### What is being asked
Return every entry exactly.

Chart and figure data

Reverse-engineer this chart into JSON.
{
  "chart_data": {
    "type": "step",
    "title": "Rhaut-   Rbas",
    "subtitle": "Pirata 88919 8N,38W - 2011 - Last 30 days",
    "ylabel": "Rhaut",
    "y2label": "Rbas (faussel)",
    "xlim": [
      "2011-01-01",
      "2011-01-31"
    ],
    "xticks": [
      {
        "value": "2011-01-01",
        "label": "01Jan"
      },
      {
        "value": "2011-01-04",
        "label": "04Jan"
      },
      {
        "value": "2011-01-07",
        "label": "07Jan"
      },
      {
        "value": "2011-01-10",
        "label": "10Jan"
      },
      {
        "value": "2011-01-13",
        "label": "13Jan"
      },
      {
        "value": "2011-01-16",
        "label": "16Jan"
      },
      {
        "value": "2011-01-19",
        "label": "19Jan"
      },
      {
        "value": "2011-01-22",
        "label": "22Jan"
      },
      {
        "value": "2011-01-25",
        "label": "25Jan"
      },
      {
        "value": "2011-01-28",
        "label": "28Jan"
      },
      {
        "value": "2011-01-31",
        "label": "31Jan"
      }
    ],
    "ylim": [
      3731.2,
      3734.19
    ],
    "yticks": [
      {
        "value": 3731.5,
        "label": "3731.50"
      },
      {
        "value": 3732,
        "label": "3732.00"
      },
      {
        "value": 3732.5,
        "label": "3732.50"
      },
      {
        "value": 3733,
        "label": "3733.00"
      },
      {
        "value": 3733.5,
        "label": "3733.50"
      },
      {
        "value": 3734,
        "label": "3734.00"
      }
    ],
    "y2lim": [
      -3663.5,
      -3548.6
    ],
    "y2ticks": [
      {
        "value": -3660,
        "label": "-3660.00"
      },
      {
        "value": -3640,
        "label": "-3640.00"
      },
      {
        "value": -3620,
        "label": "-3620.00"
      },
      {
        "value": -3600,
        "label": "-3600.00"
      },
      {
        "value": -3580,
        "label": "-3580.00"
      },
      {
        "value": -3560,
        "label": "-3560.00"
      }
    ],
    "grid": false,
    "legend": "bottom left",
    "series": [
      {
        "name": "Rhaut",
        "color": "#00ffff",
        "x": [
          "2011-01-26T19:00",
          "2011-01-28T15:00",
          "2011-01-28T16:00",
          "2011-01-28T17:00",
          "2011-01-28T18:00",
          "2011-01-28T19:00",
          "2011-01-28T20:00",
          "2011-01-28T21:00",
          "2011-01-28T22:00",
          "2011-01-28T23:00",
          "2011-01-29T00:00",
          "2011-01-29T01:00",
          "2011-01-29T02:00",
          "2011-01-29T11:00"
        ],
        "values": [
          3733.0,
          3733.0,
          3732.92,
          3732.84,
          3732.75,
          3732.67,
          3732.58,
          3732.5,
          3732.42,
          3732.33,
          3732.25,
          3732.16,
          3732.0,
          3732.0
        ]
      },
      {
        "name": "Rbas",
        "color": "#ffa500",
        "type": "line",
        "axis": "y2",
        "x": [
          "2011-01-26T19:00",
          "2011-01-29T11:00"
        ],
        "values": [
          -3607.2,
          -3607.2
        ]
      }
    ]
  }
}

### Solution
Reverse-engineer this chart into JSON.
{
  "chart_data": {
    "type": "step",
    "title": "Rhaut-   Rbas",
    "subtitle": "Pirata 88919 8N,38W - 2011 - Last 30 days",
    "ylabel": "Rhaut",
    "y2label": "Rbas (faussel)",
    "xlim": [
      "2011-01-01",
      "2011-01-31"
    ],
    "xticks": [
      {
        "value": "2011-01-01",
        "label": "01Jan"
      },
      {
        "value": "2011-01-04",
        "label": "04Jan"
      },
      {
        "value": "2011-01-07",
        "label": "07Jan"
      },
      {
        "value": "2011-01-10",
        "label": "10Jan"
      },
      {
        "value": "2011-01-13",
        "label": "13Jan"
      },
      {
        "value": "2011-01-16",
        "label": "16Jan"
      },
      {
        "value": "2011-01-19",
        "label": "19Jan"
      },
      {
        "value": "2011-01-22",
        "label": "22Jan"
      },
      {
        "value": "2011-01-25",
        "label": "25Jan"
      },
      {
        "value": "2011-01-28",
        "label": "28Jan"
      },
      {
        "value": "2011-01-31",
        "label": "31Jan"
      }
    ],
    "ylim": [
      3731.2,
      3734.19
    ],
    "yticks": [
      {
        "value": 3731.5,
        "label": "3731.50"
      },
      {
        "value": 3732,
        "label": "3732.00"
      },
      {
        "value": 3732.5,
        "label": "3732.50"
      },
      {
        "value": 3733,
        "label": "3733.00"
      },
      {
        "value": 3733.5,
        "label": "3733.50"
      },
      {
        "value": 3734,
        "label": "3734.00"
      }
    ],
    "y2lim": [
      -3663.5,
      -3548.6
    ],
    "y2ticks": [
      {
        "value": -3660,
        "label": "-3660.00"
      },
      {
        "value": -3640,
        "label": "-3640.00"
      },
      {
        "value": -3620,
        "label": "-3620.00"
      },
      {
        "value": -3600,
        "label": "-3600.00"
      },
      {
        "value": -3580,
        "label": "-3580.00"
      },
      {
        "value": -3560,
        "label": "-3560.00"
      }
    ],
    "grid": false,
    "legend": "bottom left",
    "series": [
      {
        "name": "Rhaut",
        "color": "#00ffff",
        "x": [
          "2011-01-26T19:00",
          "2011-01-28T15:00",
          "2011-01-28T16:00",
          "2011-01-28T17:00",
          "2011-01-28T18:00",
          "2011-01-28T19:00",
          "2011-01-28T20:00",
          "2011-01-28T21:00",
          "2011-01-28T22:00",
          "2011-01-28T23:00",
          "2011-01-29T00:00",
          "2011-01-29T01:00",
          "2011-01-29T02:00",
          "2011-01-29T11:00"
        ],
        "values": [
          3733.0,
          3733.0,
          3732.92,
          3732.84,
          3732.75,
          3732.67,
          3732.58,
          3732.5,
          3732.42,
          3732.33,
          3732.25,
          3732.16,
          3732.0,
          3732.0
        ]
      },
      {
        "name": "Rbas",
        "color": "#ffa500",
        "type": "line",
        "axis": "y2",
        "x": [
          "2011-01-26T19:00",
          "2011-01-29T11:00"
        ],
        "values": [
          -3607.2,
          -3607.2
        ]
      }
    ]
  }
}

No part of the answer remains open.